§ **Exercise aim**: Which lines below hold the word "Bytes"? Report each one.

§ **Given records**:
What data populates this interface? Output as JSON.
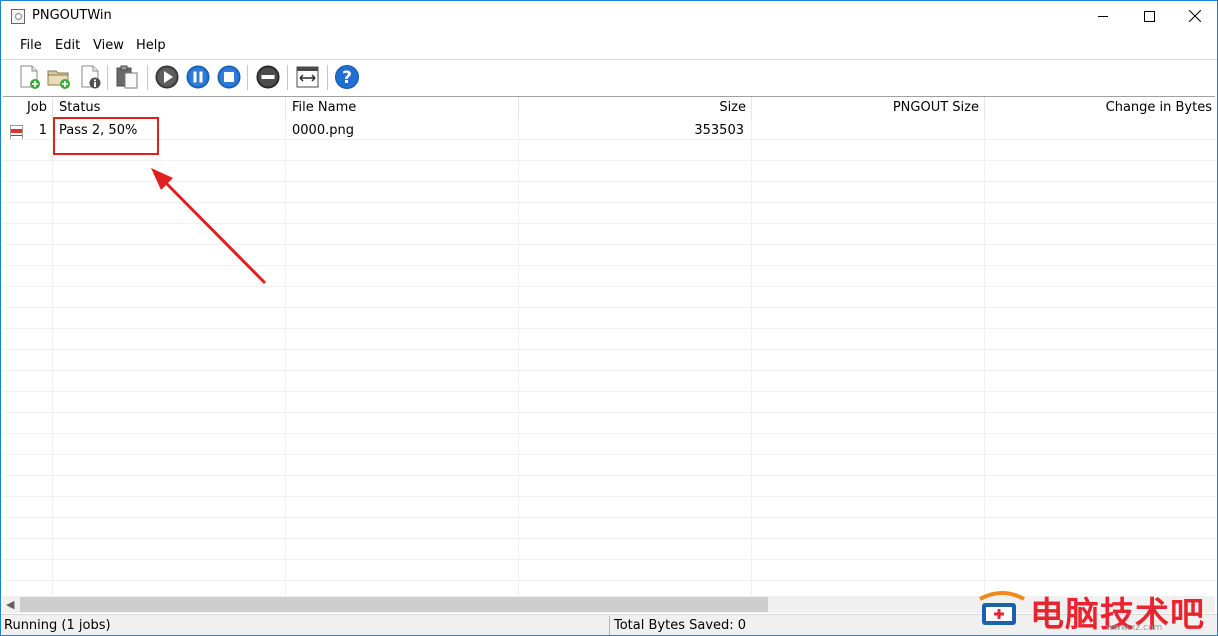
{
  "window": {
    "title": "PNGOUTWin"
  },
  "menu": {
    "items": [
      "File",
      "Edit",
      "View",
      "Help"
    ]
  },
  "toolbar": {
    "buttons": [
      {
        "icon": "add-file-icon"
      },
      {
        "icon": "add-folder-icon"
      },
      {
        "icon": "file-info-icon"
      },
      {
        "icon": "paste-icon"
      },
      {
        "icon": "play-icon"
      },
      {
        "icon": "pause-icon"
      },
      {
        "icon": "stop-icon"
      },
      {
        "icon": "remove-icon"
      },
      {
        "icon": "fit-columns-icon"
      },
      {
        "icon": "help-icon"
      }
    ]
  },
  "table": {
    "columns": [
      "Job",
      "Status",
      "File Name",
      "Size",
      "PNGOUT Size",
      "Change in Bytes"
    ],
    "rows": [
      {
        "job": "1",
        "status": "Pass 2, 50%",
        "file_name": "0000.png",
        "size": "353503",
        "pngout_size": "",
        "change": ""
      }
    ]
  },
  "statusbar": {
    "left": "Running (1 jobs)",
    "right": "Total Bytes Saved: 0"
  },
  "watermark": {
    "text": "电脑技术吧",
    "url": "www.xz.com"
  },
  "colors": {
    "highlight": "#e02020",
    "accent": "#2f7bd6",
    "watermark": "#e8242f"
  }
}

§ **Output below**:
      "Change in Bytes"
    "right": "Total Bytes Saved: 0"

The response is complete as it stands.